| EXERCISE |
Find each line with the string "детей" and copy it.

----

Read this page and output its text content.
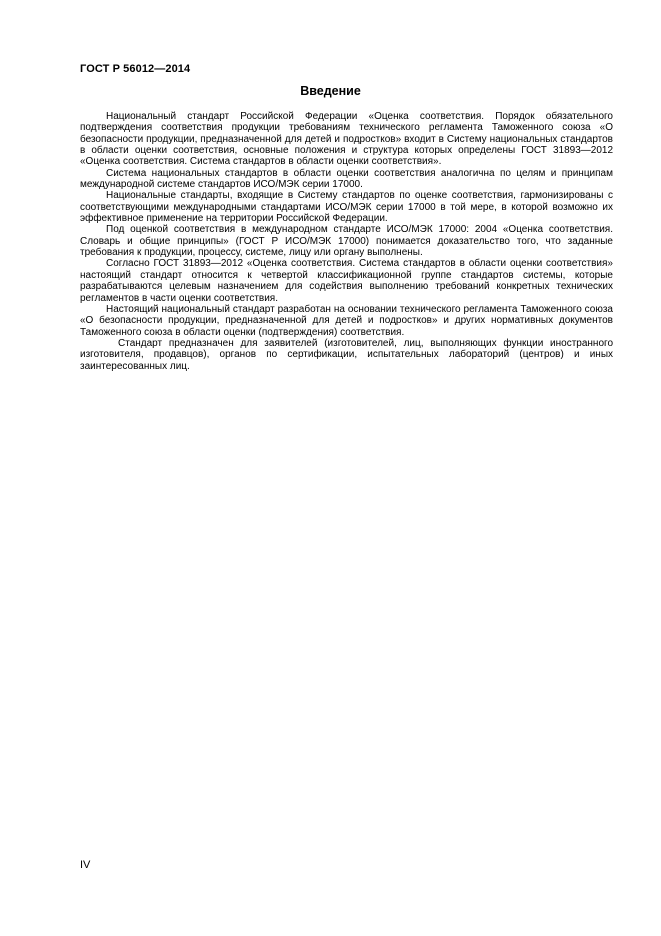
ГОСТ Р 56012—2014
Введение

Национальный стандарт Российской Федерации «Оценка соответствия. Порядок обязательного подтверждения соответствия продукции требованиям технического регламента Таможенного союза «О безопасности продукции, предназначенной для детей и подростков» входит в Систему национальных стандартов в области оценки соответствия, основные положения и структура которых определены ГОСТ 31893—2012 «Оценка соответствия. Система стандартов в области оценки соответствия».

Система национальных стандартов в области оценки соответствия аналогична по целям и принципам международной системе стандартов ИСО/МЭК серии 17000.

Национальные стандарты, входящие в Систему стандартов по оценке соответствия, гармонизированы с соответствующими международными стандартами ИСО/МЭК серии 17000 в той мере, в которой возможно их эффективное применение на территории Российской Федерации.

Под оценкой соответствия в международном стандарте ИСО/МЭК 17000: 2004 «Оценка соответствия. Словарь и общие принципы» (ГОСТ Р ИСО/МЭК 17000) понимается доказательство того, что заданные требования к продукции, процессу, системе, лицу или органу выполнены.

Согласно ГОСТ 31893—2012 «Оценка соответствия. Система стандартов в области оценки соответствия» настоящий стандарт относится к четвертой классификационной группе стандартов системы, которые разрабатываются целевым назначением для содействия выполнению требований конкретных технических регламентов в части оценки соответствия.

Настоящий национальный стандарт разработан на основании технического регламента Таможенного союза «О безопасности продукции, предназначенной для детей и подростков» и других нормативных документов Таможенного союза в области оценки (подтверждения) соответствия.

Стандарт предназначен для заявителей (изготовителей, лиц, выполняющих функции иностранного изготовителя, продавцов), органов по сертификации, испытательных лабораторий (центров) и иных заинтересованных лиц.

IV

----

| WRITTEN RESPONSE |
Национальный стандарт Российской Федерации «Оценка соответствия. Порядок обязательного подтверждения соответствия продукции требованиям технического регламента Таможенного союза «О безопасности продукции, предназначенной для детей и подростков» входит в Систему национальных стандартов в области оценки соответствия, основные положения и структура которых определены ГОСТ 31893—2012 «Оценка соответствия. Система стандартов в области оценки соответствия».
Настоящий национальный стандарт разработан на основании технического регламента Таможенного союза «О безопасности продукции, предназначенной для детей и подростков» и других нормативных документов Таможенного союза в области оценки (подтверждения) соответствия.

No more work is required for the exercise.